§ **Exercise details**: Copy out the lines that include the word "Budapest".
[BEGIN Exercise materials]
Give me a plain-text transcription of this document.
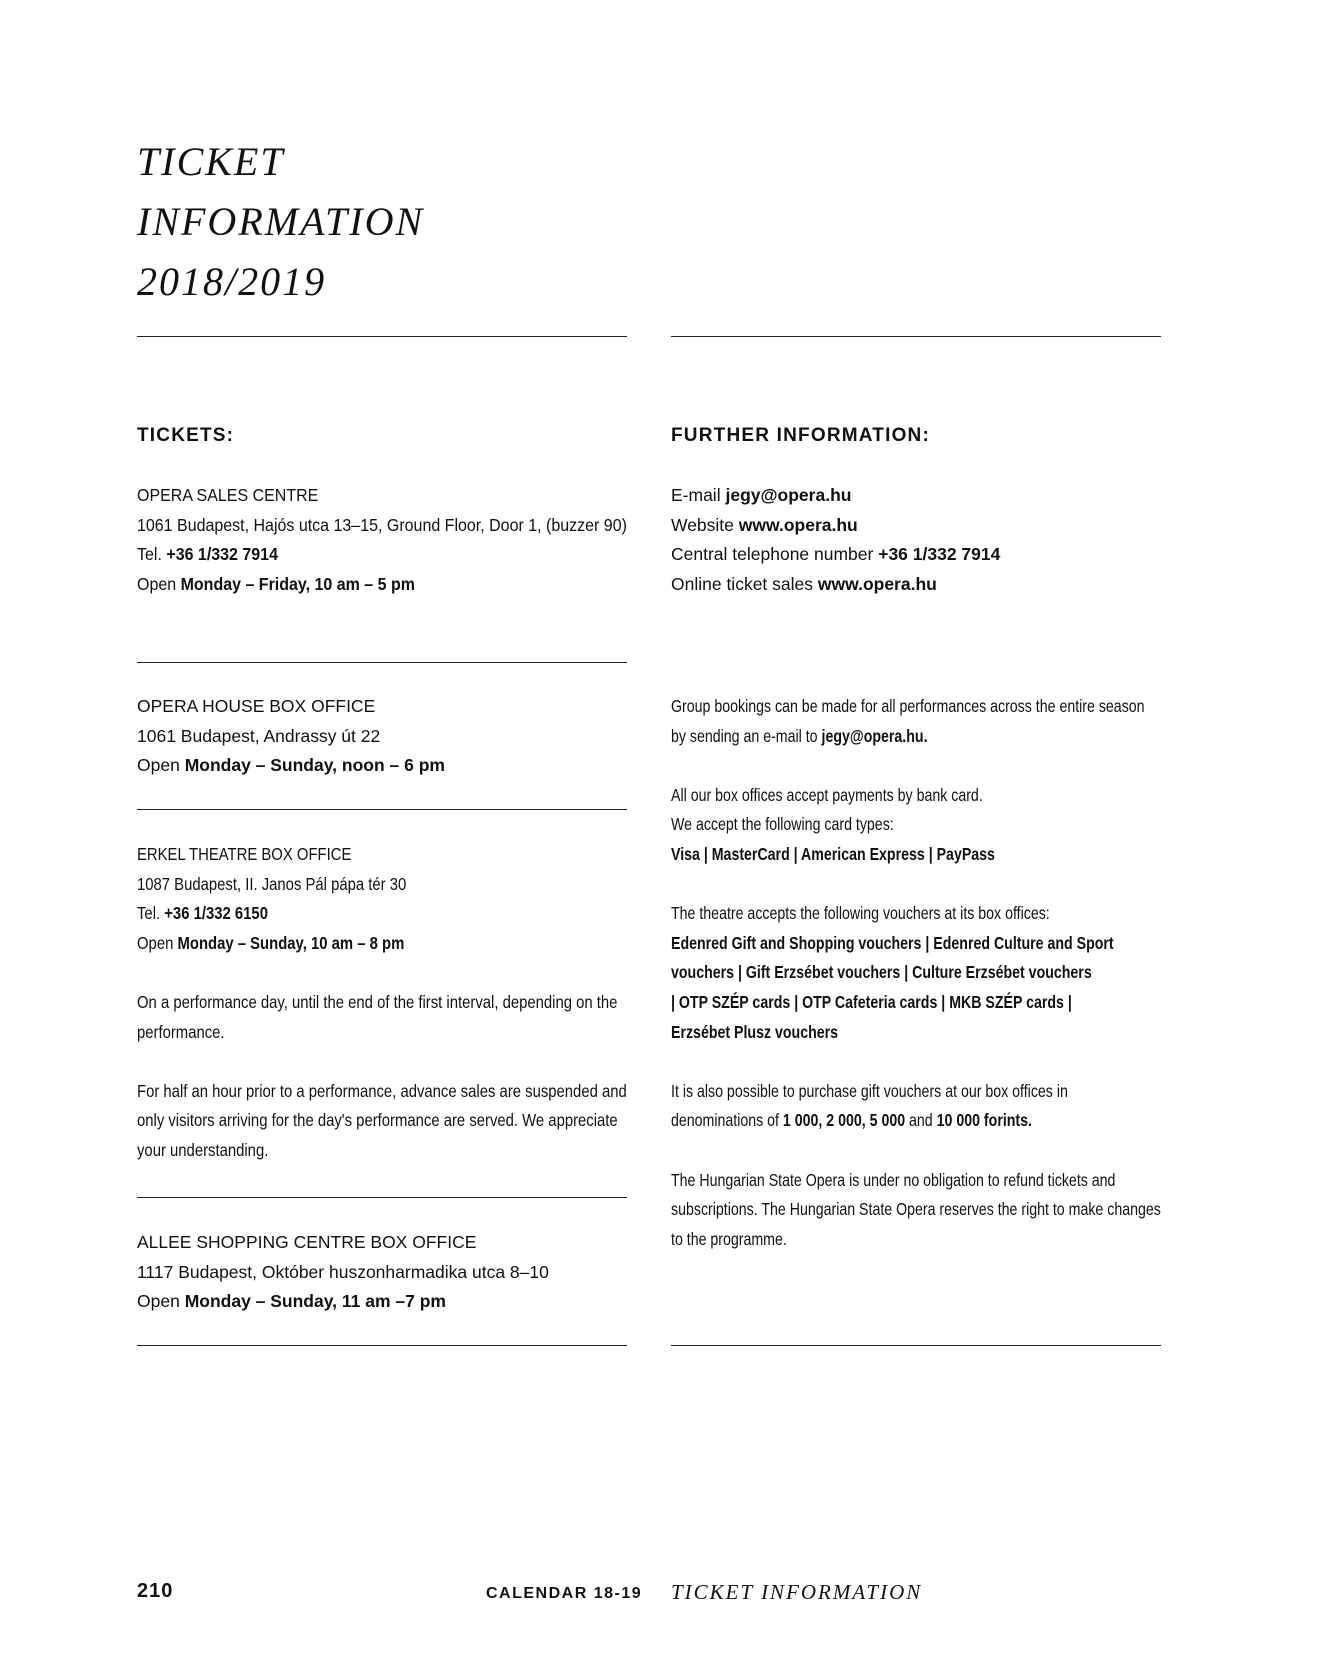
TICKET
INFORMATION
2018/2019
TICKETS:

OPERA SALES CENTRE

1061 Budapest, Hajós utca 13–15, Ground Floor, Door 1, (buzzer 90)

Tel. +36 1/332 7914

Open Monday – Friday, 10 am – 5 pm

OPERA HOUSE BOX OFFICE

1061 Budapest, Andrassy út 22

Open Monday – Sunday, noon – 6 pm

ERKEL THEATRE BOX OFFICE

1087 Budapest, II. Janos Pál pápa tér 30

Tel. +36 1/332 6150

Open Monday – Sunday, 10 am – 8 pm

On a performance day, until the end of the first interval, depending on the

performance.

For half an hour prior to a performance, advance sales are suspended and

only visitors arriving for the day's performance are served. We appreciate

your understanding.

ALLEE SHOPPING CENTRE BOX OFFICE

1117 Budapest, Október huszonharmadika utca 8–10

Open Monday – Sunday, 11 am –7 pm

FURTHER INFORMATION:

E-mail jegy@opera.hu

Website www.opera.hu

Central telephone number +36 1/332 7914

Online ticket sales www.opera.hu

Group bookings can be made for all performances across the entire season

by sending an e-mail to jegy@opera.hu.

All our box offices accept payments by bank card.

We accept the following card types:

Visa | MasterCard | American Express | PayPass

The theatre accepts the following vouchers at its box offices:

Edenred Gift and Shopping vouchers | Edenred Culture and Sport

vouchers | Gift Erzsébet vouchers | Culture Erzsébet vouchers

| OTP SZÉP cards | OTP Cafeteria cards | MKB SZÉP cards |

Erzsébet Plusz vouchers

It is also possible to purchase gift vouchers at our box offices in

denominations of 1 000, 2 000, 5 000 and 10 000 forints.

The Hungarian State Opera is under no obligation to refund tickets and

subscriptions. The Hungarian State Opera reserves the right to make changes

to the programme.

210	CALENDAR 18-19 TICKET INFORMATION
[END Exercise materials]
§ **The response**:
1061 Budapest, Hajós utca 13–15, Ground Floor, Door 1, (buzzer 90)
1061 Budapest, Andrassy út 22
1087 Budapest, II. Janos Pál pápa tér 30
1117 Budapest, Október huszonharmadika utca 8–10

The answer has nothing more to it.